■ THE TASK
Gather every line from the entries below that includes "this".

■ RECORDED INFORMATION
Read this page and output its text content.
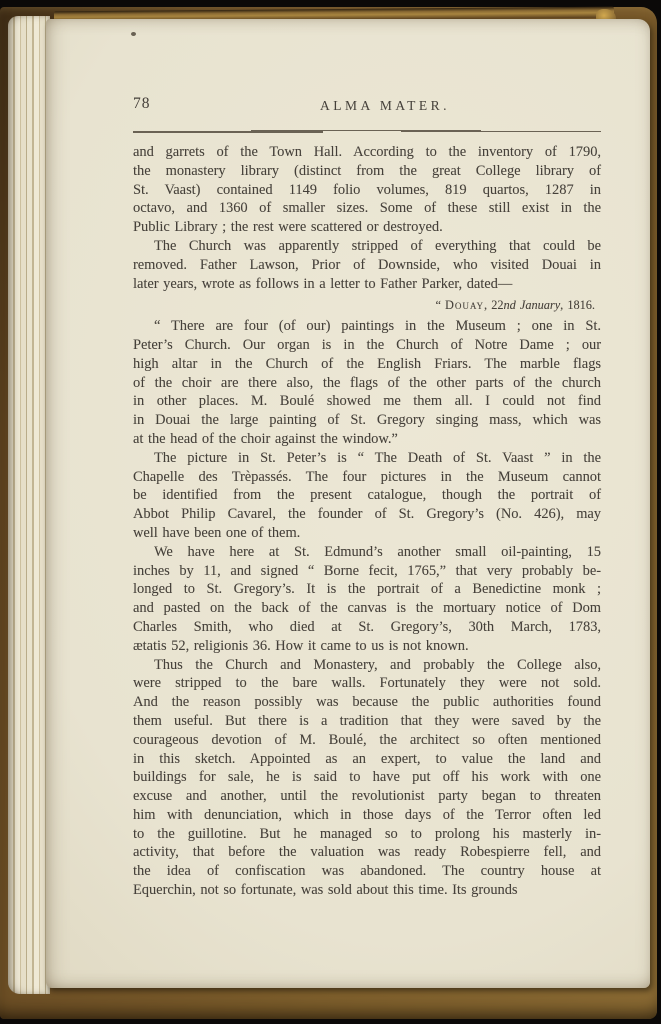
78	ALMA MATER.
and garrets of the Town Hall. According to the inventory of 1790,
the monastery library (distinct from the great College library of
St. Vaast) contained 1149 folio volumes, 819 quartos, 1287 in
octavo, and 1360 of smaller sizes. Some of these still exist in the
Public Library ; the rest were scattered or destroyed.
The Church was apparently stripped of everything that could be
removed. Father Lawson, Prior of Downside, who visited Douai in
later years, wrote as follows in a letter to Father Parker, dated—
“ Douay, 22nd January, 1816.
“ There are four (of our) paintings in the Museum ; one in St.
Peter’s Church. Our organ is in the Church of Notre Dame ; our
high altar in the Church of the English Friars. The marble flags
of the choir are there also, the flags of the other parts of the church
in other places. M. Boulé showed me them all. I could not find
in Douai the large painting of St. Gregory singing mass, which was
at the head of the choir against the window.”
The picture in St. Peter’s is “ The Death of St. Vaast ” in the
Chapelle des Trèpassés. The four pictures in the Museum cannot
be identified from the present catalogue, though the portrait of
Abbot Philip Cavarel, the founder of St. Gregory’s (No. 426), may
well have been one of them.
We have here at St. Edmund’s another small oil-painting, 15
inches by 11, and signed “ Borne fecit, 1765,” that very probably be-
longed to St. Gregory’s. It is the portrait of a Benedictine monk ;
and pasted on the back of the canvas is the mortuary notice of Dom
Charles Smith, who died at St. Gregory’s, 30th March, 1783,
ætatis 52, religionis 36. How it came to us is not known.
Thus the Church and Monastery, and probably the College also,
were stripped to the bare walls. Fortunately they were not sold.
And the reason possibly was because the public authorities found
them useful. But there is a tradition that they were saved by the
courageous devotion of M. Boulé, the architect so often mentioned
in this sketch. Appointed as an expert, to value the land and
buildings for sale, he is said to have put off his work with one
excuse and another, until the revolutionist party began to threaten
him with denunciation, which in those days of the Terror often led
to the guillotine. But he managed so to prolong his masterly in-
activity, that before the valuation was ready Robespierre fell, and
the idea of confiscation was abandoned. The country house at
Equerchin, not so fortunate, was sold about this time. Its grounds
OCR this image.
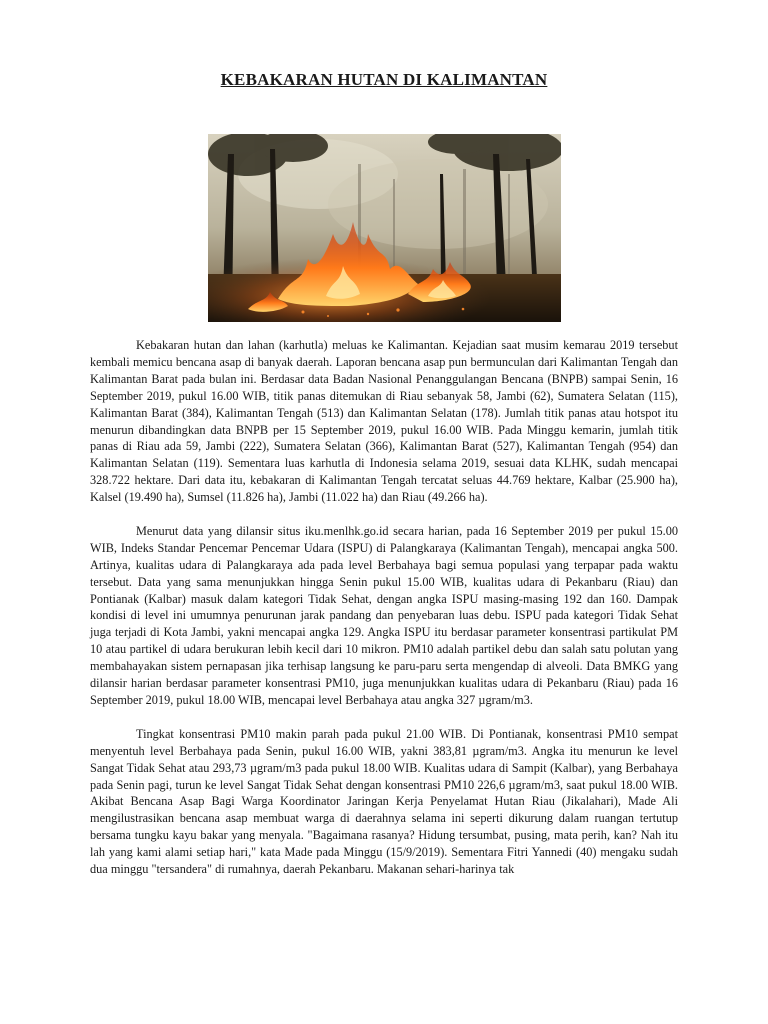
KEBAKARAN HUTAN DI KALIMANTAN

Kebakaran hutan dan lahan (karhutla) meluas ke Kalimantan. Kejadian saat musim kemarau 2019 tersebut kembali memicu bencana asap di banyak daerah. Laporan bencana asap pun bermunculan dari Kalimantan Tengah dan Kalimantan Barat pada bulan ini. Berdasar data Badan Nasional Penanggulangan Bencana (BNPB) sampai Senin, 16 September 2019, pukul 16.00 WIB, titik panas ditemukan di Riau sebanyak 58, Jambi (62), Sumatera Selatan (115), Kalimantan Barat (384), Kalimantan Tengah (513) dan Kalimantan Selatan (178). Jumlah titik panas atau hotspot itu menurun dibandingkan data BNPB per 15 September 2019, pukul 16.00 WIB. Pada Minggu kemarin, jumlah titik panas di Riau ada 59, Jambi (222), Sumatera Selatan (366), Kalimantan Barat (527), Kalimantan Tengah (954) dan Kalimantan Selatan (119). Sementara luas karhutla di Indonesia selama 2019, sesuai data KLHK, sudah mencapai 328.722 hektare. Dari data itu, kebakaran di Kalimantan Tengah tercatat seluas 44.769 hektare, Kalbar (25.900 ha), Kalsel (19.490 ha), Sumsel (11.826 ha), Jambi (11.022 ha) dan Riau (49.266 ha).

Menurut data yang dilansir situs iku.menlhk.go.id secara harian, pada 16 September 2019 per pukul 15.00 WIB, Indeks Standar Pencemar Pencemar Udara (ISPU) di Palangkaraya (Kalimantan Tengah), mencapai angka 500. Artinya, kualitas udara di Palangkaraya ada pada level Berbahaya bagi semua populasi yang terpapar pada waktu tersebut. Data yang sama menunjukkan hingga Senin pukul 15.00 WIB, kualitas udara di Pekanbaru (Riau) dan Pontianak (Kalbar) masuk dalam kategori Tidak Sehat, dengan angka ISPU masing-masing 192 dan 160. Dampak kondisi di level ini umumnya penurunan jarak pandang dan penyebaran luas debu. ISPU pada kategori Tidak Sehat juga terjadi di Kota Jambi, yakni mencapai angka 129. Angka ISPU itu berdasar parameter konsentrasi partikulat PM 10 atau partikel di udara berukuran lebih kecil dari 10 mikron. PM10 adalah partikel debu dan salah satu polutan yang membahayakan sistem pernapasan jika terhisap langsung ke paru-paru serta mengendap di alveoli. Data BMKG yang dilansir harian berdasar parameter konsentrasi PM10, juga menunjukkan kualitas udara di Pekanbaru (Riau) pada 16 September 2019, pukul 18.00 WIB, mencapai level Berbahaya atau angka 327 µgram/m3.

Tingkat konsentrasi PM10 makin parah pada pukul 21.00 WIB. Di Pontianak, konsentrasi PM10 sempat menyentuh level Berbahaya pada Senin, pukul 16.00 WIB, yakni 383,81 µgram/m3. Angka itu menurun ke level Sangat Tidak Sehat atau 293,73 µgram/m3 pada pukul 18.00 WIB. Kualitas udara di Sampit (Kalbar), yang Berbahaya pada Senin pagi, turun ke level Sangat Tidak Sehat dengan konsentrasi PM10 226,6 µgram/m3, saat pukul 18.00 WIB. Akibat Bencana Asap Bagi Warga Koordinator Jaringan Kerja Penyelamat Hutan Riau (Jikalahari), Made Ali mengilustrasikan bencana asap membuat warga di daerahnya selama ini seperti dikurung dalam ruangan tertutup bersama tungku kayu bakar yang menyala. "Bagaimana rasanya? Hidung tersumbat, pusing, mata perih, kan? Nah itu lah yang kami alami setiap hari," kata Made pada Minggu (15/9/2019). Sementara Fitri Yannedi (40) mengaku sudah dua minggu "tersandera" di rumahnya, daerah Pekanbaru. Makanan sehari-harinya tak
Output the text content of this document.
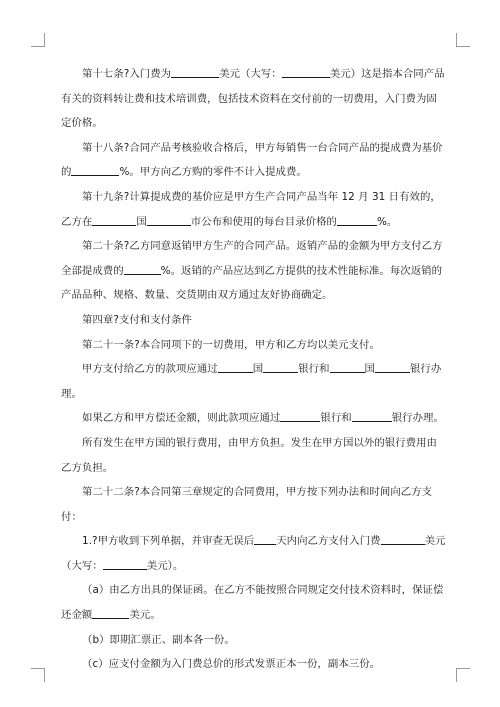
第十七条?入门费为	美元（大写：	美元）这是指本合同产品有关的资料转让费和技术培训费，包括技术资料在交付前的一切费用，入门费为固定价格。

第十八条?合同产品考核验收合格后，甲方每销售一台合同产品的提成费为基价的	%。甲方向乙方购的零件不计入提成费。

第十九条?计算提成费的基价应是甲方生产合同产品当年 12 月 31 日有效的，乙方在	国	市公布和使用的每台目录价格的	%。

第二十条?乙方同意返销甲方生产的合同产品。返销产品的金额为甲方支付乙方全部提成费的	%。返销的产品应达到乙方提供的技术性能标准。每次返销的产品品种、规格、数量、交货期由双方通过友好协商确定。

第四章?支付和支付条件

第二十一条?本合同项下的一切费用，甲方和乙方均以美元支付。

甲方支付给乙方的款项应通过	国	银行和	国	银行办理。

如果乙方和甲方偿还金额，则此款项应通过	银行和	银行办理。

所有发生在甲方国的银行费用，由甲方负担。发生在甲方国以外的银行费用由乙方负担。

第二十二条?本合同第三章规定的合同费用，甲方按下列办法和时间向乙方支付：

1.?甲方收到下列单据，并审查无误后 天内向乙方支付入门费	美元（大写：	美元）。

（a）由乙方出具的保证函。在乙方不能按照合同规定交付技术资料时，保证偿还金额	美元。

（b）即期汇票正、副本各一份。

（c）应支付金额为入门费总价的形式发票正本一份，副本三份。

■ TASK OUTPUT
Read this page and output its text content.
in this sketch. Appointed as an expert, to value the land and
Equerchin, not so fortunate, was sold about this time. Its grounds
OCR this image.
Output the text content of this document.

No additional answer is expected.